### EXERCISE DETAILS
Find each line holding "image" and copy it out.

### MATERIAL PROVIDED
◇ ◇ ◇

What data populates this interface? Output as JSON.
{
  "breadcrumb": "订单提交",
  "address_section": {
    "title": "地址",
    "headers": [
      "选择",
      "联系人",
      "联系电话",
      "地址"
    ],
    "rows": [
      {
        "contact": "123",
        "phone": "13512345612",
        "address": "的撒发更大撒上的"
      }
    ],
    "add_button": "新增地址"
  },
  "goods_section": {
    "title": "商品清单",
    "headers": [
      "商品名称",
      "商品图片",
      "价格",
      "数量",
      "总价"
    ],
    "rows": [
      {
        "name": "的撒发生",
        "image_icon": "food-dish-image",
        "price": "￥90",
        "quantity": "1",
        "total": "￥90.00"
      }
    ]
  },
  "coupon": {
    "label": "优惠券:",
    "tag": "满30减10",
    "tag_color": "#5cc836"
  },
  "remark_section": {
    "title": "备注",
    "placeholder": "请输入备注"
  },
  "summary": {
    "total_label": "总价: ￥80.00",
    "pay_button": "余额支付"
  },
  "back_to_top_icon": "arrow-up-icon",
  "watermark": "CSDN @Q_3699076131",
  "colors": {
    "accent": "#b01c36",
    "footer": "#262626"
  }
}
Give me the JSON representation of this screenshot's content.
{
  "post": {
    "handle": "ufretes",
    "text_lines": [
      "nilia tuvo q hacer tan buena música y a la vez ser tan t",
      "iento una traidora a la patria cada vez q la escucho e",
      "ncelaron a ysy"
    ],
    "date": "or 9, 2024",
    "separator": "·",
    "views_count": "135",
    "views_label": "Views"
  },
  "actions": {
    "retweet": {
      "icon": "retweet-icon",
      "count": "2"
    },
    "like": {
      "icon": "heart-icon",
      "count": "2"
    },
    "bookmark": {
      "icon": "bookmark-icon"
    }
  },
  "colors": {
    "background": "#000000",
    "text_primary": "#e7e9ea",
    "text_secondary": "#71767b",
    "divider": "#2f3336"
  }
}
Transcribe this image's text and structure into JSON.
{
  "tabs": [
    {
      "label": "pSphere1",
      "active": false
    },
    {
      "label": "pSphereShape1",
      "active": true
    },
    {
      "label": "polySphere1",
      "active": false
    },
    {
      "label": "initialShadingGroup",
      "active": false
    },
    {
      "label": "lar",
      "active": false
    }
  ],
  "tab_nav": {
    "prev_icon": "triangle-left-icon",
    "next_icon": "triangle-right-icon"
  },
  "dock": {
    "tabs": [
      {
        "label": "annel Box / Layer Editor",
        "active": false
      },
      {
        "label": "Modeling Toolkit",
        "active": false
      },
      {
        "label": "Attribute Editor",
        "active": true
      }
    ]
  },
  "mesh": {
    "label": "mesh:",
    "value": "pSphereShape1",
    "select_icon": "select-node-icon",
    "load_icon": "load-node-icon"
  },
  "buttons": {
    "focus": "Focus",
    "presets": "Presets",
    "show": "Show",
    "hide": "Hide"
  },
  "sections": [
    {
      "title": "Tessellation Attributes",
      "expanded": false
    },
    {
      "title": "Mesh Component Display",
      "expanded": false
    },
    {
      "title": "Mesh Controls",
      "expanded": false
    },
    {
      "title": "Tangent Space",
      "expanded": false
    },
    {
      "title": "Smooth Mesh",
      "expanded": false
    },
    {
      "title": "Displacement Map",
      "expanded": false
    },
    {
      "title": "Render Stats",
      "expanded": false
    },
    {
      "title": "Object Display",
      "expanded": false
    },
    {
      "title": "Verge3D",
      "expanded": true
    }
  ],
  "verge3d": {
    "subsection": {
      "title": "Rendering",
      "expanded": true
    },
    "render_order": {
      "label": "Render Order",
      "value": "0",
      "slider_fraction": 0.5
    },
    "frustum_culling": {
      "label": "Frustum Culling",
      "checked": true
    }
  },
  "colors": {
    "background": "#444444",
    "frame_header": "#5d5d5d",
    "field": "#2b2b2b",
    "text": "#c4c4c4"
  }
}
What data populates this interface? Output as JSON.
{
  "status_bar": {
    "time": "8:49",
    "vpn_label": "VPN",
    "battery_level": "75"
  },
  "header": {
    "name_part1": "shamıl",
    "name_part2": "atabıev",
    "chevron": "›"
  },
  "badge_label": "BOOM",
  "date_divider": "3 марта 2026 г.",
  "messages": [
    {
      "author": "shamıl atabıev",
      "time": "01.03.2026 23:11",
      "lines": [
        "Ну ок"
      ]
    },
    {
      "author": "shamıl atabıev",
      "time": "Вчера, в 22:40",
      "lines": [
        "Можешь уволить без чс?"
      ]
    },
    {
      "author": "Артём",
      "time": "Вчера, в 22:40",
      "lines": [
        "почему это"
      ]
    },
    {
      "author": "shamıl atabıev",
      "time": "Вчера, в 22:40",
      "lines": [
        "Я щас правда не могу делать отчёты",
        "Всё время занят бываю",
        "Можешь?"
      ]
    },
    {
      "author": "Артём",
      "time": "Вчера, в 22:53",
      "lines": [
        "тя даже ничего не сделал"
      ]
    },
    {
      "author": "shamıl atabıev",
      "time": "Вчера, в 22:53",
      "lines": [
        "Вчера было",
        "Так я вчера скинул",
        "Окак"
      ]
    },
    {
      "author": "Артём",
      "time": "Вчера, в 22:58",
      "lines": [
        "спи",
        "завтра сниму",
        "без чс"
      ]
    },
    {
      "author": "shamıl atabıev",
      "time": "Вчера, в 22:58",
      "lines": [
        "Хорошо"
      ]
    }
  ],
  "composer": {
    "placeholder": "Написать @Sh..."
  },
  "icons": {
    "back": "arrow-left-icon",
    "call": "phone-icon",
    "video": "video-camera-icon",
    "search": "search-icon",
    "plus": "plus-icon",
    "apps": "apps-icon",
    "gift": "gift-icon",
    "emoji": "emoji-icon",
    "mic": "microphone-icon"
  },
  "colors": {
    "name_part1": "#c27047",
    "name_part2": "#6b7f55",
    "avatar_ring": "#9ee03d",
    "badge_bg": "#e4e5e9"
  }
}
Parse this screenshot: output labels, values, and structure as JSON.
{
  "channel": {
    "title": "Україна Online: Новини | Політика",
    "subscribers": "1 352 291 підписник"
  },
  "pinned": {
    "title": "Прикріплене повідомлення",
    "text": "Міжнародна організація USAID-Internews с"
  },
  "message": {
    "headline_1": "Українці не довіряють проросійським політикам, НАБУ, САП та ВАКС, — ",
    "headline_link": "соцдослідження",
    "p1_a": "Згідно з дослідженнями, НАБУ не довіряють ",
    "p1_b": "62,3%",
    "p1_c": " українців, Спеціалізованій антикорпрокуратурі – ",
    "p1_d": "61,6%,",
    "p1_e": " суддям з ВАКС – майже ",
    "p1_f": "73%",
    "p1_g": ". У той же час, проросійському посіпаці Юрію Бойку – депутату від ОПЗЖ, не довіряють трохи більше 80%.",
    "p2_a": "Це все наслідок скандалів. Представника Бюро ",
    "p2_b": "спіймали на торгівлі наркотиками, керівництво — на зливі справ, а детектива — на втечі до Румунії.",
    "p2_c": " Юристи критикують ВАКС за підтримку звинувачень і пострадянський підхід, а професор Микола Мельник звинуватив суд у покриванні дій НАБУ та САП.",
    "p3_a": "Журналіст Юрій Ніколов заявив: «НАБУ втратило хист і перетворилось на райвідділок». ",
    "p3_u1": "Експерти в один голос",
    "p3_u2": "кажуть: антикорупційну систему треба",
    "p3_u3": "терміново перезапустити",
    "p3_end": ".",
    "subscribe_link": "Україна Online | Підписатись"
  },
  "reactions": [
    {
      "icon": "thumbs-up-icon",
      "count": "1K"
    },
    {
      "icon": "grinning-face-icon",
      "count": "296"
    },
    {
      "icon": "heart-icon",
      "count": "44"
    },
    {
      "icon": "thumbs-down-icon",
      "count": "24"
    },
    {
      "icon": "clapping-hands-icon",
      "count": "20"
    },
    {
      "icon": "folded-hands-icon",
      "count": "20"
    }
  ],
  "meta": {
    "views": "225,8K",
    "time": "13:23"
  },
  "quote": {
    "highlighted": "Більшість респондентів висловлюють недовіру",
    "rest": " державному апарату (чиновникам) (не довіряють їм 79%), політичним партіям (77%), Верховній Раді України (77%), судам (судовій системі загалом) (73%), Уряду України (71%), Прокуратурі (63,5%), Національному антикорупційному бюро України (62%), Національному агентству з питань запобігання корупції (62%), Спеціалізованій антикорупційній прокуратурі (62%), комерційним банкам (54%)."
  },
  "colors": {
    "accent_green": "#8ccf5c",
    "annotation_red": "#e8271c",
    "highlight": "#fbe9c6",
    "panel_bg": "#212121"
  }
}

◇ ◇ ◇

### THE COMPLETED TASK
        "image_icon": "food-dish-image",
Transcribe this image's text and structure into JSON.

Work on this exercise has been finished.